* [Recorded information]
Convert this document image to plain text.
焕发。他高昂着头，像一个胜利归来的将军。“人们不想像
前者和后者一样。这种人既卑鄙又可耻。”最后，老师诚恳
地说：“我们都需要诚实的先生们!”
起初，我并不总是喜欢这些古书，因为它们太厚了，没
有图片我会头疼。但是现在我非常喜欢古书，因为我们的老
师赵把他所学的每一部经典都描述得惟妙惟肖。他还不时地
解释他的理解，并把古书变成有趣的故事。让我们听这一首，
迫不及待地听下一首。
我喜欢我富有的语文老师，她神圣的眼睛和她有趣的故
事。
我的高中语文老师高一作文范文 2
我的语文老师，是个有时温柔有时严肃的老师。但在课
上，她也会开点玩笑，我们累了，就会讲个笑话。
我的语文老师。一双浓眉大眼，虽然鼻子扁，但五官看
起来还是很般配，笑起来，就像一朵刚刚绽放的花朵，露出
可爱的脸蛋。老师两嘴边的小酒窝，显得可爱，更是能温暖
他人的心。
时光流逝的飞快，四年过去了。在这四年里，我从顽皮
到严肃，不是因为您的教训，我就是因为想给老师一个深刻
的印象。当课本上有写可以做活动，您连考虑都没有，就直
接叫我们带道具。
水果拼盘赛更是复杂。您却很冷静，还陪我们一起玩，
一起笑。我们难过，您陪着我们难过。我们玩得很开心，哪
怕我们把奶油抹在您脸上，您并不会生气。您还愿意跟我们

* * *

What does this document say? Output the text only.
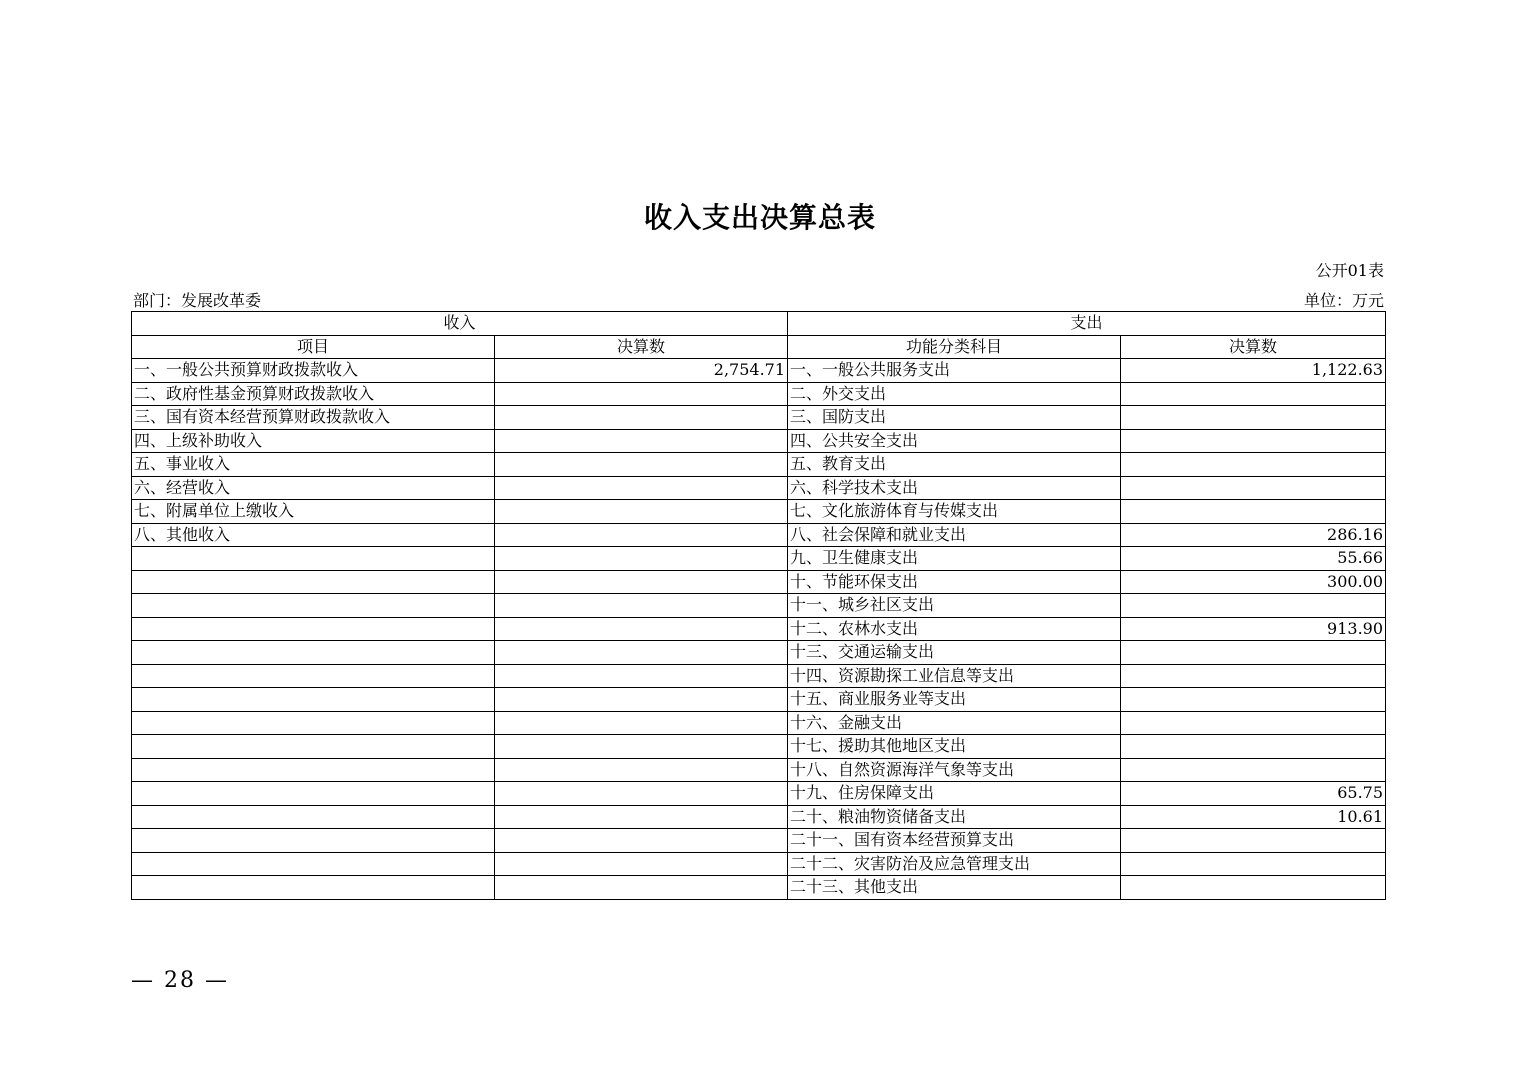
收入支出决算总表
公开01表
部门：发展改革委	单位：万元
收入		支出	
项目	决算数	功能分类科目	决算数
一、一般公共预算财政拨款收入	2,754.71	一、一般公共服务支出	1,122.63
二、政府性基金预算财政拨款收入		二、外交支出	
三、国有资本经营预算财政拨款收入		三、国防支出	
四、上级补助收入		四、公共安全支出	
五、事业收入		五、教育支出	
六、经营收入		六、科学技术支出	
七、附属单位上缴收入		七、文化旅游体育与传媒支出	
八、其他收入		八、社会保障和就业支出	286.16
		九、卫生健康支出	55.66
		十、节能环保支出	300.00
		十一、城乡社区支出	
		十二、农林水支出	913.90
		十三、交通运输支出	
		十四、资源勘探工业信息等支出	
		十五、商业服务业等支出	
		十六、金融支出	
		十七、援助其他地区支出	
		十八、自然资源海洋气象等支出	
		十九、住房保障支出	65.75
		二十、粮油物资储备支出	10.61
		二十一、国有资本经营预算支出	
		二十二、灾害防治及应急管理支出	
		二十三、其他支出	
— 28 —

--

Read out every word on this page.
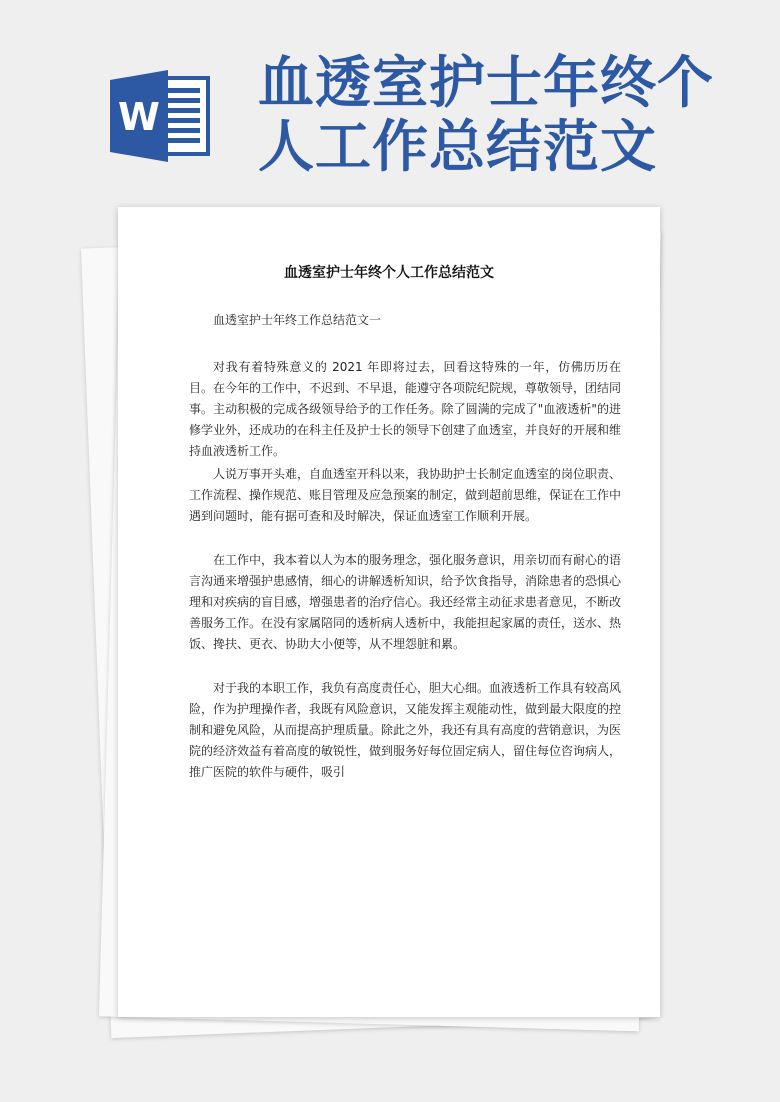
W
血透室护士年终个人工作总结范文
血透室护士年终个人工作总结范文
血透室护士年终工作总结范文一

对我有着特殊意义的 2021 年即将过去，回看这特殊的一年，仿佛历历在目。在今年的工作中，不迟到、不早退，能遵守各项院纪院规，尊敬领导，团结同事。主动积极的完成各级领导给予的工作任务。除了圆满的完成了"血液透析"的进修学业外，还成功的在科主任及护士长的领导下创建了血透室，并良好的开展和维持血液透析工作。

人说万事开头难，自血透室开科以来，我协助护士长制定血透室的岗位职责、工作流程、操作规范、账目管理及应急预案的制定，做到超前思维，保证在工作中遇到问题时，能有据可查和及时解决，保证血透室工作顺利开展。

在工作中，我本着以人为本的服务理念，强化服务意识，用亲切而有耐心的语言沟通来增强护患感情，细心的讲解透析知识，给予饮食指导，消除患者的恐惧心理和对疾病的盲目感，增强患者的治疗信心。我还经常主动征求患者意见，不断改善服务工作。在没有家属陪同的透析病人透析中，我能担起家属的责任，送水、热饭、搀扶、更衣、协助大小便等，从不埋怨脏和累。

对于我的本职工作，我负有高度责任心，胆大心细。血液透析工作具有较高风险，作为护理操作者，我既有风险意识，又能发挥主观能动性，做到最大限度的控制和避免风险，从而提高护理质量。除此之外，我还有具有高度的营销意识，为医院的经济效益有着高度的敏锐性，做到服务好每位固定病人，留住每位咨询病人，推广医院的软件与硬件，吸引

* [Task] Gather every line from the listing above in which "this" appears, and copy those lines.

* [Solution below]
Convert this document image to plain text.
What does this document say? Output the text only.
Read out every word on this page.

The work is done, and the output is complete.